▸ Okuma Metni
■ ■ ■ ■
Pusula’da yayımlanan yazılarımı okuyan üniversiteli bir okurum gönderdiği e-posta ile bana demiş ki: ‘Ne kadar huzurlu bir adamsınız, size imreniyorum ama nasıl bu kadar pozitif olduğunuzu da doğrusu anlayamıyorum’.
Görüntülerimiz yok, yazışıyoruz sadece. Ve bu bir soru mu, yoksa bir yorum mu, epey düşündüm. Bu sözüne karşılık nasıl acı acı gülümsediğimi görse herhalde şunu sorardı:
“Ne o, yoksa öyle değil misiniz?”
Hem çok huzurlu hem de içi içini kemiren; hem karar kılmış hem de kararsızlık içinde debelenen; hem hayatın sırrına vâkıf olduğunu hisseden hem de korkunç bilgisizliği içinde kendi kendini tüketen biriyim ben.
Türk standartlarına uygun, oldukça ‘normal’ biriyim başka bir deyişle.
★★
Herkes farkında mıdır, bilmem ama...
Ben, dünyanın en güzel ülkesinde yaşadığımın gayet iyi farkındayım. En başta bu ‘farkındalıktan’ ötürü çok huzurluyum.
Gökyüzünden doruklara dökülmüş elmas kırıkları ve kıyıları dolduran altın tozu benim.
Kar ve kum...
Dilediğim kadarını bavuluma doldurup evime götürebilirim; kimse sormaz herhalde.
Yollar, otobüsler, trenler; bu ülkede bir yerden başka bir yere giden bütün koltuklar benim.
Belki de öyle değildir ama ben hep öyle hissederim.
Çünkü bu ülke benim!
Ve dünyanın en iyi yürekli insanları benim yurttaşlarım!
Bu ülkeyi benimle paylaşanlar, kendi çocuklarının geleceği için aç kalmayı da ölümü de kolayca göze alabiliyorlar.
Başka ulusların mazlum çocukları için de aynı çabuklukla efkârlanıp ağlayabiliyorlar...
Ekmeklerinin yarısını onlar için bölebiliyorlar...
“Devlete zeval gelmesin, yeter!”
Rastladığınız birkaç kötüye aldanıp da bunların tersini mi düşünüyorsunuz siz?
Etmeyin!..
★★
Kötü hikayeler, herkesin hayatında vardır.
Ben, her şeye rağmen kendimi huzurlu hissediyorum, olumlu düşünüyorum:
Çocuğunu okuttuğum, bildiğim en önemli şeyleri çocuğuna eksiksiz öğrettiğim ama buna karşılık eşimin ve benim 20 yılda biriktirdiklerimize entrikayla el koyan, borcunu ödememek için yıllarca entrikalar çeviren bir sözde müteahhite ve onun iş ortağı karısına ve karşımda yalancı şahit yaptığı evladına rağmen ben, ne hayata ne ülkeme ne de insanlara küsüyorum. Hele öğrencilerime asla!
O sözde müteahhidin (müteahhit: ahdeden, söz veren demekmiş) işte o sahtekârın ticari uyanıklıkla gasp ettiği ev, sahip olsaydım bana kalmayacaktı, ona da kalmayacak. Elbette ki el konulan çocuklarımın rızkı, geleceği; onlara bırakabileceğim belki yegâne maddi mirastı.
■ ■ ■ ■
▸ Gösterilen Kayıtlar
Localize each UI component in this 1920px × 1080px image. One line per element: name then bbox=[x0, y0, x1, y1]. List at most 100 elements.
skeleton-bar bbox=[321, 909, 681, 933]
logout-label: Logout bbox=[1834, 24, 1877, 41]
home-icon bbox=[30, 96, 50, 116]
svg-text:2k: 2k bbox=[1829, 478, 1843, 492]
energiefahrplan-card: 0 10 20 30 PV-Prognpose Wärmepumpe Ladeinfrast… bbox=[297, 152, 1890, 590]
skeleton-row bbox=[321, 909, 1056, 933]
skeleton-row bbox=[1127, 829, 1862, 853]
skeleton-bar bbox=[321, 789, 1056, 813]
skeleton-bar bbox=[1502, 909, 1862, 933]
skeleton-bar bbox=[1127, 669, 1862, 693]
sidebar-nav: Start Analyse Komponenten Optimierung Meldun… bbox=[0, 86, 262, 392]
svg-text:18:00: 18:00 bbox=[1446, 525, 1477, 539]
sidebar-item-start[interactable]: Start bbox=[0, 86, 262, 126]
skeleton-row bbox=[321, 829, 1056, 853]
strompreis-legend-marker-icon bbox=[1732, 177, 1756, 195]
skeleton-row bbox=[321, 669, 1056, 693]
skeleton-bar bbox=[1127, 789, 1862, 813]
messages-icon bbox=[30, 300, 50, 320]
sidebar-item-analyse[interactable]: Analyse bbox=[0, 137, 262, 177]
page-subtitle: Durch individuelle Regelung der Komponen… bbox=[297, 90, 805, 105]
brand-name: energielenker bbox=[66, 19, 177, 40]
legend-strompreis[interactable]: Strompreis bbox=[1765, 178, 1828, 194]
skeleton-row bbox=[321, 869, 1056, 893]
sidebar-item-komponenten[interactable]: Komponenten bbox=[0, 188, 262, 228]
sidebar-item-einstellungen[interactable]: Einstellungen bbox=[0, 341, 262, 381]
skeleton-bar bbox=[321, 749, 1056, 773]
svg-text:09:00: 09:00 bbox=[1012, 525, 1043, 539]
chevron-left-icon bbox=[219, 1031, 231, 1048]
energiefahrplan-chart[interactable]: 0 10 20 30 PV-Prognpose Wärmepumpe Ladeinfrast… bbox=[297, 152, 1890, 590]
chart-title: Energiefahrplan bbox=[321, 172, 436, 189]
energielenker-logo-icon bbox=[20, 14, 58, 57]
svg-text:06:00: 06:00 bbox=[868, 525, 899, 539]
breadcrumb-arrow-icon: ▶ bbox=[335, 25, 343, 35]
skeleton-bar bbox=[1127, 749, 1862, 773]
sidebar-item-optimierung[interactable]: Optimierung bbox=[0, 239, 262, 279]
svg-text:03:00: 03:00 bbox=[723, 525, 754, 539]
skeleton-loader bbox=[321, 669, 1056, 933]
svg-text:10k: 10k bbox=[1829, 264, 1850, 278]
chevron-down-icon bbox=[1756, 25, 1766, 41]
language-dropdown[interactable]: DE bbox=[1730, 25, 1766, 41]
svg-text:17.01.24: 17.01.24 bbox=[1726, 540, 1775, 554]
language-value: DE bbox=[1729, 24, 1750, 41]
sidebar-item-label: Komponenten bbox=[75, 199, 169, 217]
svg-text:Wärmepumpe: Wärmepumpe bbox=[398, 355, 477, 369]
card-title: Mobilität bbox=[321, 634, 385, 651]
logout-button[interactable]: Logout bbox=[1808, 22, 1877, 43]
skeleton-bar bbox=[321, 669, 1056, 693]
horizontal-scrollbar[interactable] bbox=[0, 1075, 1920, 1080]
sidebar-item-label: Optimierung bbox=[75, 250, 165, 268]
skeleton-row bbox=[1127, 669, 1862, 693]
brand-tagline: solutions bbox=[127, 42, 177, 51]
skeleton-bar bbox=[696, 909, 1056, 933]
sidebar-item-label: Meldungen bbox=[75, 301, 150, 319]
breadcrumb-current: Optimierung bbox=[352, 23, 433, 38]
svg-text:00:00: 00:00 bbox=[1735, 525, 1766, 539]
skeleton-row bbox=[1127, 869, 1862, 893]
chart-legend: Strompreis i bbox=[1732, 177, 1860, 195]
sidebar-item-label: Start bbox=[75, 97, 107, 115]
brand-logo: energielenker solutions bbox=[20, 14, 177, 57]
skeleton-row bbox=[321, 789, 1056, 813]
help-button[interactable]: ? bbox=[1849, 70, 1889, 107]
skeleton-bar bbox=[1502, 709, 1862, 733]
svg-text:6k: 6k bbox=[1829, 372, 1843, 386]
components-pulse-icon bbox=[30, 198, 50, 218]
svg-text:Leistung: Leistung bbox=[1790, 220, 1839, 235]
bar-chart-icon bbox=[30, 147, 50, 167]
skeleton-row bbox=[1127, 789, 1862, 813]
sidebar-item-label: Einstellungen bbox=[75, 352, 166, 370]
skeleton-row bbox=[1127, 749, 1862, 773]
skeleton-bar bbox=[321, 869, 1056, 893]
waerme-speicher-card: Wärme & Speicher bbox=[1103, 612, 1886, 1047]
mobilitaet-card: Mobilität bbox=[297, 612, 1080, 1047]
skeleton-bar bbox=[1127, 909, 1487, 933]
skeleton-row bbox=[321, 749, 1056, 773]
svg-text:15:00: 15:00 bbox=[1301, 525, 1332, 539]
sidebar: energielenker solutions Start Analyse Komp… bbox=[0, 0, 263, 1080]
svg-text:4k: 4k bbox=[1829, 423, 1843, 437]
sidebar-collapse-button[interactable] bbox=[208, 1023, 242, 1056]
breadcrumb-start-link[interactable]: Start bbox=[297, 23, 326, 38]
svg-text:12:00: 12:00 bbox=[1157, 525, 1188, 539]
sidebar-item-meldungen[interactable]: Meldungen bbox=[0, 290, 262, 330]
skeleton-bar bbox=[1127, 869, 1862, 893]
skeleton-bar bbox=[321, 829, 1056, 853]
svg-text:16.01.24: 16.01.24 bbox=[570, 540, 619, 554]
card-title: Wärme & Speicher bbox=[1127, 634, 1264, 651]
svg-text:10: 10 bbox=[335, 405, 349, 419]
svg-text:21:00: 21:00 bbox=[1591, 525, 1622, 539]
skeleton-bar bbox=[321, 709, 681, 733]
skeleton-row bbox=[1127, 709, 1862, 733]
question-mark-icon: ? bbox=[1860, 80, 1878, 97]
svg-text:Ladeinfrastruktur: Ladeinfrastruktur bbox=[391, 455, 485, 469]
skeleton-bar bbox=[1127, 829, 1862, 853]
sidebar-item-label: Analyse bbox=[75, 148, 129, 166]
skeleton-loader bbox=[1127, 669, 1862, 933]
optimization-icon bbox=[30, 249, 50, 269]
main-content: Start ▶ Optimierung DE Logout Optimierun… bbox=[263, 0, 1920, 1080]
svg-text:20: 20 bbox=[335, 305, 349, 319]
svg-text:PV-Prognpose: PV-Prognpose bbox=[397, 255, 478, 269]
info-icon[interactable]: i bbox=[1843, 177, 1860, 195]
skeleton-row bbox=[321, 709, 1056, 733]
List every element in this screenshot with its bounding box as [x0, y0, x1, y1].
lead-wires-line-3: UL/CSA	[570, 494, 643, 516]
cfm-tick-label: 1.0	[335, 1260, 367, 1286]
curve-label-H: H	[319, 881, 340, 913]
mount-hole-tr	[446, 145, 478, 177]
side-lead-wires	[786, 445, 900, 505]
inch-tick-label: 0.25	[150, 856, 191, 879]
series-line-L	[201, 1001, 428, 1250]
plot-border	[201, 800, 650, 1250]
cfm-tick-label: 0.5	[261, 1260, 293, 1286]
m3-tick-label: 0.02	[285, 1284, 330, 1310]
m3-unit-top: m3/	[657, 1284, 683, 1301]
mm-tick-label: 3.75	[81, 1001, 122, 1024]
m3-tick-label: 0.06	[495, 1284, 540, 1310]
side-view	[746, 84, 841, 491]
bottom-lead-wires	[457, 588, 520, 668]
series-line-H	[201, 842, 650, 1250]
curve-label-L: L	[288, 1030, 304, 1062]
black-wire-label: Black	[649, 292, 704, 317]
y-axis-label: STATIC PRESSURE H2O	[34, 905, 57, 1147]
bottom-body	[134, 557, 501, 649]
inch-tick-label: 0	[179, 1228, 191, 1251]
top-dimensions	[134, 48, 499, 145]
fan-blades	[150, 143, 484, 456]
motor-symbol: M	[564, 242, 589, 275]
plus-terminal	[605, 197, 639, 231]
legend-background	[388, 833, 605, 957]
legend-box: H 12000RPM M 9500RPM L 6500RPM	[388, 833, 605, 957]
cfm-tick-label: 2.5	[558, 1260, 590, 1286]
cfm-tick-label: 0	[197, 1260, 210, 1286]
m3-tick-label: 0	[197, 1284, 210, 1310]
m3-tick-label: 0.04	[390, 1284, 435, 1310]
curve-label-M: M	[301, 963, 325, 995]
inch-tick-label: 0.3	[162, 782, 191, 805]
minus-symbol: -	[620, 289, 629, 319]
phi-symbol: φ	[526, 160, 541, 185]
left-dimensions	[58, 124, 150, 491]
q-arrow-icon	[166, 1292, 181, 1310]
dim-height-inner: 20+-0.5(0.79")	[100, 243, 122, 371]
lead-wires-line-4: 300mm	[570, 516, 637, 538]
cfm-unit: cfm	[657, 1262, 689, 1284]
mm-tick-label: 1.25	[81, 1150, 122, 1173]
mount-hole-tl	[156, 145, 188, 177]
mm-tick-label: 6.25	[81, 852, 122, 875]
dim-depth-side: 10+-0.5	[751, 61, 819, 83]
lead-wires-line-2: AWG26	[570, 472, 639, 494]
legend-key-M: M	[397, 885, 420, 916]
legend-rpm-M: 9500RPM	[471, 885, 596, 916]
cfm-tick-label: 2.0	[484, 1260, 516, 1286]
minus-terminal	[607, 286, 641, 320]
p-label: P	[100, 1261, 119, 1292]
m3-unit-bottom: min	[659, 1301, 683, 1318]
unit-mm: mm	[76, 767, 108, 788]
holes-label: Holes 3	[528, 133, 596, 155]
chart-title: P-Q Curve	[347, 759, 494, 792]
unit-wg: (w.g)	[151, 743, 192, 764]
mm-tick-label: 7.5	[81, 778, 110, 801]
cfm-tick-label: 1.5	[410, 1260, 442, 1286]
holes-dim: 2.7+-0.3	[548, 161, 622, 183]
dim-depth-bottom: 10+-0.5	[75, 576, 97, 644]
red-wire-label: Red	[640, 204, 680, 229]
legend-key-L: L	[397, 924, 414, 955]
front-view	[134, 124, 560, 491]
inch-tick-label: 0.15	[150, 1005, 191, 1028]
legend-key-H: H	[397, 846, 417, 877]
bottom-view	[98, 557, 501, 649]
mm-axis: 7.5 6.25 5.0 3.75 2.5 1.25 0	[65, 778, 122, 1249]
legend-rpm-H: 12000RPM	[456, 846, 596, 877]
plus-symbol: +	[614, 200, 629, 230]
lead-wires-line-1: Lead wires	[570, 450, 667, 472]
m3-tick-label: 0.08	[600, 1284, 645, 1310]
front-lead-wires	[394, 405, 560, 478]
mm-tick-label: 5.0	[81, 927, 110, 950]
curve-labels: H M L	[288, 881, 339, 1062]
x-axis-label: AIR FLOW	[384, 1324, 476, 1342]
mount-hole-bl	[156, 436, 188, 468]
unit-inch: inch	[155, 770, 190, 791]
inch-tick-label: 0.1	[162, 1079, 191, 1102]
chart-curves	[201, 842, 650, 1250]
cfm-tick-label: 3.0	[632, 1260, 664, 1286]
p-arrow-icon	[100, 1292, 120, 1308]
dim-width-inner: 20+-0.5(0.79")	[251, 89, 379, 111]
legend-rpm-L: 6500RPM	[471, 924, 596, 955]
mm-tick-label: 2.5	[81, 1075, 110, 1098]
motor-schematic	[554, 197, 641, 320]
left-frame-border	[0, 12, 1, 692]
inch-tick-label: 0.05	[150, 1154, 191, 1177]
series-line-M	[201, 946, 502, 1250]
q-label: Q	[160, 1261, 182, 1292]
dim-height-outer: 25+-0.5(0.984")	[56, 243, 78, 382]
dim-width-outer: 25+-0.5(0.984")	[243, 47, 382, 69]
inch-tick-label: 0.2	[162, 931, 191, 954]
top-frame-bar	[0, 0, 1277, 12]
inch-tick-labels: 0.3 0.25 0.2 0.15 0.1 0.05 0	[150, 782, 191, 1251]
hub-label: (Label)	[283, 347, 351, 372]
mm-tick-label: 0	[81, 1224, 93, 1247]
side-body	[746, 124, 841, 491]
■ ■ ■ ■
▸ Problem Tanımı A
Huzur üzerine yazıya göre aşağıdaki soruları yanıtlayın:
(i) Üniversiteli okur yazara hangi yolla ulaşmış?
(ii) Yazar, kendisini hangi standartlara göre "normal" biri sayıyor?
(iii) Yazara göre "müteahhit" sözcüğü ne anlama geliyor?
▸ Problem Tanımı B
Huzur üzerine yazıyı son cümlesinden sonra sürdürün.
Kayıtların huzur üzerine yazıyla hiçbir ilgisi yoktur.

▸ Yanıt A
(i) E-posta ile.
(ii) Türk standartlarına göre.
(iii) Ahdeden, söz veren.

▸ Yanıt B
İşte bu haldeyken ben çocuklarımın rızkına el koyan karı-kocanın, kendi çocuklarına maddisini bilemem artık; ama nasıl bir ‘manevi miras’ bırakacaklarını çok merak ediyorum. Muhtemelen Erzurum’da dendiği gibi ‘sıçandan doğan, dağarcık kesecektir’, çok yazık!
Öfkelenip haksızlık ettiğimi düşünüyor olabilirsiniz; durun! 20 yıllık emeğin çalınmasından söz ediyorum; bu basit bir hesap mı?
Şimdi 53 yaşındayım ve 20 yıl, benim ömrümün neredeyse yarısı...
Meslek hayatımın da büyük kısmı...
★★
Yine de bu olay, hukuka, adalet sistemimnizin işleyişine ve hızına güvenimi bana sorgulatsa da hani; o güveni hepten sarsabilecek çapta bir olay değil; çünkü kendi ‘taahhütü’ ile ters düşen bir ‘müteahhit’, annemin-babamın ve hayatın evvelce bana öğrettiği erdemleri, ahlakı, kanunu, nizamı unutturabilecek ağırlığa erişemedi, erişemez de...
O adama, karısına ve hikâyeden haberdar oldukları için de artık birer yetişkin olan çocuklarına sadece acıyorum, başka da bir şey hissetmiyorum.
Hiçbir şey değiller aslında benim gözümde.
Üstelik sadece onlar da değil...
Her gün sokaklarda omzuma çarpa çarpa geçen o türden bir yığın gafile, kıymet bilmeze, hoyrata, zorbaya, üç kâğıtçıya, dolandırıcıya, katile, sapığa rağmen hayata bağlıyım ve çok şükür huzurluyum.
Onun için de ben, sıradan bir hikayenin mutlu kahramanıyım...
★★
Sizin hayatınızda da belki olumsuz zamanlar ve aşağılık, berbat figürler vardır. İllaki vardır...
Ama...
Bir de ‘bu dünyanın ötesi var’ değil mi!
İşte orada tecelli edecek hızlı ve kusursuz, saptırılamaz ve aldatılamaz adalete güvenmek, tevekkül içinde o günü beklemek benim en büyük huzur kaynağım.
Allaha inanmıyor olsaydım da yolun sonundaki adalete inanırdım mutlaka. Doğa çünkü; adalet üzerine dönüyor, insanlardan ve siyasetten bağımsız olarak!
Dünya zâhirinde adalet ararken yıllarını heder eden birçok yurttaşım gibi, benim de son sığınağım bu hakikat, bu umut...
★★
Ve yani sevgili üniversiteli dostum...
Üç gün önce yeni yaşına merhaba demiş bu yazar, bu şair, bu öğretmen, bu adam...
Ben yani...
Senin söylediğin söze acı acı gülsem de... Sen bunu göremesen de bil ki senin hissettiğin şey doğrudur!
Hikayem oldukça uzun, fazlaca derin ve bir hayli de karmaşık.
Ama çok sıradan bir hikaye...
Herkesinki gibi...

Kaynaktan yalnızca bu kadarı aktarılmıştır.